REQUIRED WORK: The records are to be restated in their entirety, word for word.

PROVIDED DATA:

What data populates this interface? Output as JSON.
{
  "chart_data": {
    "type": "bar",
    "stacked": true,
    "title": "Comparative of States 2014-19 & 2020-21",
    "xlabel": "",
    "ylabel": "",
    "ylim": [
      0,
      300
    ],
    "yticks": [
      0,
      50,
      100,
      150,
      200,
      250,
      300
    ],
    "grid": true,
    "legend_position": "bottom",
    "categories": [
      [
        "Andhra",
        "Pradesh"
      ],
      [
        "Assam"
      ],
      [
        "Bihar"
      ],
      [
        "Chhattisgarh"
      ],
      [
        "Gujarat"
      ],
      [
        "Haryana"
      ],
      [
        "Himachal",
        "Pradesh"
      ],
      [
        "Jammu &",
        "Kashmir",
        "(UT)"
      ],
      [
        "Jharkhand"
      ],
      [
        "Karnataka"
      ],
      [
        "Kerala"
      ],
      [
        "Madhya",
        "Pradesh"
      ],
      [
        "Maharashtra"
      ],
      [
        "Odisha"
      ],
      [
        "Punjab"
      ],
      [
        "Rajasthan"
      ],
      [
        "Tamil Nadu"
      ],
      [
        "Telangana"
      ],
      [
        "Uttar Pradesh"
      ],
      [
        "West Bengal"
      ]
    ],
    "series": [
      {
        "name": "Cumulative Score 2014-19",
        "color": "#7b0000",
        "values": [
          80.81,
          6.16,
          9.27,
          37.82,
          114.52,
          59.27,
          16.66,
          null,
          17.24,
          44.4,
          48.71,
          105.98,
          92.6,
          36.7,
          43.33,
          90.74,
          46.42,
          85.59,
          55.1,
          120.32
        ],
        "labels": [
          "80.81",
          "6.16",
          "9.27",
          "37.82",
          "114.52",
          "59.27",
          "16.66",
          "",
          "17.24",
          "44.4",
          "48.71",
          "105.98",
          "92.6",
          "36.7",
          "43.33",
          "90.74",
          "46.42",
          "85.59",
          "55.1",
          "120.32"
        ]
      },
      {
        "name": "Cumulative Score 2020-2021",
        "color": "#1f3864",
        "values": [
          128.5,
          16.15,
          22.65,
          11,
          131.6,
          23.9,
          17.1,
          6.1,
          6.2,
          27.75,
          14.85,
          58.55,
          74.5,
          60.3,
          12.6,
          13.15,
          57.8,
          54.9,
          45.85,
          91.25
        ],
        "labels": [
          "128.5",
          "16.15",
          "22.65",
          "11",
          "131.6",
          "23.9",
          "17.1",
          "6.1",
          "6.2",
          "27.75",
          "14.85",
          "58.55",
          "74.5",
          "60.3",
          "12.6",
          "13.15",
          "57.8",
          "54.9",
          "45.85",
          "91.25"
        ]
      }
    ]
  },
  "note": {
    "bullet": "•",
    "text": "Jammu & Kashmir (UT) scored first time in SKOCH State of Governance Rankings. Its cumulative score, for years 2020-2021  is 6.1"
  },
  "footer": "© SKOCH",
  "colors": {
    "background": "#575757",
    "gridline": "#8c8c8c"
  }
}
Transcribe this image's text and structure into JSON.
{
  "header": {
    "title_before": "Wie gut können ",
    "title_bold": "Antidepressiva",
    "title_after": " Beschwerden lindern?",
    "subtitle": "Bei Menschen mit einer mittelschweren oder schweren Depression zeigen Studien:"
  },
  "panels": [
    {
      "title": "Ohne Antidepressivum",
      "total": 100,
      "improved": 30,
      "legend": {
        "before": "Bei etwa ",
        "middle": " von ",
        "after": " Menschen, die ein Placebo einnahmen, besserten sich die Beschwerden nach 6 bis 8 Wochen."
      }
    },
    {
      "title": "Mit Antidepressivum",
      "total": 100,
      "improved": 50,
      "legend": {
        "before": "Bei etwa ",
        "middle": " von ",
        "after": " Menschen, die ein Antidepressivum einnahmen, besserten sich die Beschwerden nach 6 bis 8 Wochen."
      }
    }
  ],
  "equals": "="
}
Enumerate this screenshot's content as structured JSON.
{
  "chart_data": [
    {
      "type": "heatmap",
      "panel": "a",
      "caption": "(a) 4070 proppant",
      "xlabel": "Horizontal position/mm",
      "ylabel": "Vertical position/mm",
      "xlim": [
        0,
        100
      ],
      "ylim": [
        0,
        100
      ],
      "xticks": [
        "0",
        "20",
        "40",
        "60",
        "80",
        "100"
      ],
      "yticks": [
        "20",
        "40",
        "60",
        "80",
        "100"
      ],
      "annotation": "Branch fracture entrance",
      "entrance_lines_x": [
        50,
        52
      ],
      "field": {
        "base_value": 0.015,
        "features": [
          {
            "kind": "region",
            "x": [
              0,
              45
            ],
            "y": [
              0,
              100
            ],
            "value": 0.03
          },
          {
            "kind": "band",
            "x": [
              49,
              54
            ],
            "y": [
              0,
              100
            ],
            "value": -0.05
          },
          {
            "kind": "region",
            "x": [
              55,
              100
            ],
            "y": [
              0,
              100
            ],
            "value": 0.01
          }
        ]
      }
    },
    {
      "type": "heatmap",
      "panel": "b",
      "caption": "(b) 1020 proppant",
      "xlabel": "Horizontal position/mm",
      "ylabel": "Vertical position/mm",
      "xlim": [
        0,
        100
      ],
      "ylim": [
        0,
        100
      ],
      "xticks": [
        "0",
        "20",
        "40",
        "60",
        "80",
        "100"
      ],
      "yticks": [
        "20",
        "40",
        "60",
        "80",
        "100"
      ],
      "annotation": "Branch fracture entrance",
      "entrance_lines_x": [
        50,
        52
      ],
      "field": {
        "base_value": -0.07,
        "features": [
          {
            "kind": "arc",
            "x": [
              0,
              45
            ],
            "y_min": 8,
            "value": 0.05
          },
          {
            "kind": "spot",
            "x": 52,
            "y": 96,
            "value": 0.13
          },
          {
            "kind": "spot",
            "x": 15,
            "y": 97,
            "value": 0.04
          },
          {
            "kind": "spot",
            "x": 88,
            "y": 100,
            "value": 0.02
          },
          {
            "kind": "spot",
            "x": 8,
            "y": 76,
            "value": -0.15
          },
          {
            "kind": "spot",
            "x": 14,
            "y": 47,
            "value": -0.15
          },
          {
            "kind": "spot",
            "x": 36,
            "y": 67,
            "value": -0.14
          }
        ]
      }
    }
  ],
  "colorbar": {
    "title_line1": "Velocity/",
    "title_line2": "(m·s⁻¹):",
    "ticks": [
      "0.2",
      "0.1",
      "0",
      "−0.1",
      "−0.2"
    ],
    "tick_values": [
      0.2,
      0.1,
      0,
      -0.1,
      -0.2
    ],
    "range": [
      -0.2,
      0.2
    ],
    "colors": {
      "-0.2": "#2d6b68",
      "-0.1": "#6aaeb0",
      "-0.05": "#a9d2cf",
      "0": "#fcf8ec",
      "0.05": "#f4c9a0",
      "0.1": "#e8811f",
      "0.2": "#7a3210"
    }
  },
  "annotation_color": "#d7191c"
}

TASK RESPONSE:
What data populates this interface? Output as JSON.
{
  "chart_data": {
    "type": "bar",
    "stacked": true,
    "title": "Comparative of States 2014-19 & 2020-21",
    "xlabel": "",
    "ylabel": "",
    "ylim": [
      0,
      300
    ],
    "yticks": [
      0,
      50,
      100,
      150,
      200,
      250,
      300
    ],
    "grid": true,
    "legend_position": "bottom",
    "categories": [
      [
        "Andhra",
        "Pradesh"
      ],
      [
        "Assam"
      ],
      [
        "Bihar"
      ],
      [
        "Chhattisgarh"
      ],
      [
        "Gujarat"
      ],
      [
        "Haryana"
      ],
      [
        "Himachal",
        "Pradesh"
      ],
      [
        "Jammu &",
        "Kashmir",
        "(UT)"
      ],
      [
        "Jharkhand"
      ],
      [
        "Karnataka"
      ],
      [
        "Kerala"
      ],
      [
        "Madhya",
        "Pradesh"
      ],
      [
        "Maharashtra"
      ],
      [
        "Odisha"
      ],
      [
        "Punjab"
      ],
      [
        "Rajasthan"
      ],
      [
        "Tamil Nadu"
      ],
      [
        "Telangana"
      ],
      [
        "Uttar Pradesh"
      ],
      [
        "West Bengal"
      ]
    ],
    "series": [
      {
        "name": "Cumulative Score 2014-19",
        "color": "#7b0000",
        "values": [
          80.81,
          6.16,
          9.27,
          37.82,
          114.52,
          59.27,
          16.66,
          null,
          17.24,
          44.4,
          48.71,
          105.98,
          92.6,
          36.7,
          43.33,
          90.74,
          46.42,
          85.59,
          55.1,
          120.32
        ],
        "labels": [
          "80.81",
          "6.16",
          "9.27",
          "37.82",
          "114.52",
          "59.27",
          "16.66",
          "",
          "17.24",
          "44.4",
          "48.71",
          "105.98",
          "92.6",
          "36.7",
          "43.33",
          "90.74",
          "46.42",
          "85.59",
          "55.1",
          "120.32"
        ]
      },
      {
        "name": "Cumulative Score 2020-2021",
        "color": "#1f3864",
        "values": [
          128.5,
          16.15,
          22.65,
          11,
          131.6,
          23.9,
          17.1,
          6.1,
          6.2,
          27.75,
          14.85,
          58.55,
          74.5,
          60.3,
          12.6,
          13.15,
          57.8,
          54.9,
          45.85,
          91.25
        ],
        "labels": [
          "128.5",
          "16.15",
          "22.65",
          "11",
          "131.6",
          "23.9",
          "17.1",
          "6.1",
          "6.2",
          "27.75",
          "14.85",
          "58.55",
          "74.5",
          "60.3",
          "12.6",
          "13.15",
          "57.8",
          "54.9",
          "45.85",
          "91.25"
        ]
      }
    ]
  },
  "note": {
    "bullet": "•",
    "text": "Jammu & Kashmir (UT) scored first time in SKOCH State of Governance Rankings. Its cumulative score, for years 2020-2021  is 6.1"
  },
  "footer": "© SKOCH",
  "colors": {
    "background": "#575757",
    "gridline": "#8c8c8c"
  }
}
Transcribe this image's text and structure into JSON.
{
  "header": {
    "title_before": "Wie gut können ",
    "title_bold": "Antidepressiva",
    "title_after": " Beschwerden lindern?",
    "subtitle": "Bei Menschen mit einer mittelschweren oder schweren Depression zeigen Studien:"
  },
  "panels": [
    {
      "title": "Ohne Antidepressivum",
      "total": 100,
      "improved": 30,
      "legend": {
        "before": "Bei etwa ",
        "middle": " von ",
        "after": " Menschen, die ein Placebo einnahmen, besserten sich die Beschwerden nach 6 bis 8 Wochen."
      }
    },
    {
      "title": "Mit Antidepressivum",
      "total": 100,
      "improved": 50,
      "legend": {
        "before": "Bei etwa ",
        "middle": " von ",
        "after": " Menschen, die ein Antidepressivum einnahmen, besserten sich die Beschwerden nach 6 bis 8 Wochen."
      }
    }
  ],
  "equals": "="
}
Enumerate this screenshot's content as structured JSON.
{
  "chart_data": [
    {
      "type": "heatmap",
      "panel": "a",
      "caption": "(a) 4070 proppant",
      "xlabel": "Horizontal position/mm",
      "ylabel": "Vertical position/mm",
      "xlim": [
        0,
        100
      ],
      "ylim": [
        0,
        100
      ],
      "xticks": [
        "0",
        "20",
        "40",
        "60",
        "80",
        "100"
      ],
      "yticks": [
        "20",
        "40",
        "60",
        "80",
        "100"
      ],
      "annotation": "Branch fracture entrance",
      "entrance_lines_x": [
        50,
        52
      ],
      "field": {
        "base_value": 0.015,
        "features": [
          {
            "kind": "region",
            "x": [
              0,
              45
            ],
            "y": [
              0,
              100
            ],
            "value": 0.03
          },
          {
            "kind": "band",
            "x": [
              49,
              54
            ],
            "y": [
              0,
              100
            ],
            "value": -0.05
          },
          {
            "kind": "region",
            "x": [
              55,
              100
            ],
            "y": [
              0,
              100
            ],
            "value": 0.01
          }
        ]
      }
    },
    {
      "type": "heatmap",
      "panel": "b",
      "caption": "(b) 1020 proppant",
      "xlabel": "Horizontal position/mm",
      "ylabel": "Vertical position/mm",
      "xlim": [
        0,
        100
      ],
      "ylim": [
        0,
        100
      ],
      "xticks": [
        "0",
        "20",
        "40",
        "60",
        "80",
        "100"
      ],
      "yticks": [
        "20",
        "40",
        "60",
        "80",
        "100"
      ],
      "annotation": "Branch fracture entrance",
      "entrance_lines_x": [
        50,
        52
      ],
      "field": {
        "base_value": -0.07,
        "features": [
          {
            "kind": "arc",
            "x": [
              0,
              45
            ],
            "y_min": 8,
            "value": 0.05
          },
          {
            "kind": "spot",
            "x": 52,
            "y": 96,
            "value": 0.13
          },
          {
            "kind": "spot",
            "x": 15,
            "y": 97,
            "value": 0.04
          },
          {
            "kind": "spot",
            "x": 88,
            "y": 100,
            "value": 0.02
          },
          {
            "kind": "spot",
            "x": 8,
            "y": 76,
            "value": -0.15
          },
          {
            "kind": "spot",
            "x": 14,
            "y": 47,
            "value": -0.15
          },
          {
            "kind": "spot",
            "x": 36,
            "y": 67,
            "value": -0.14
          }
        ]
      }
    }
  ],
  "colorbar": {
    "title_line1": "Velocity/",
    "title_line2": "(m·s⁻¹):",
    "ticks": [
      "0.2",
      "0.1",
      "0",
      "−0.1",
      "−0.2"
    ],
    "tick_values": [
      0.2,
      0.1,
      0,
      -0.1,
      -0.2
    ],
    "range": [
      -0.2,
      0.2
    ],
    "colors": {
      "-0.2": "#2d6b68",
      "-0.1": "#6aaeb0",
      "-0.05": "#a9d2cf",
      "0": "#fcf8ec",
      "0.05": "#f4c9a0",
      "0.1": "#e8811f",
      "0.2": "#7a3210"
    }
  },
  "annotation_color": "#d7191c"
}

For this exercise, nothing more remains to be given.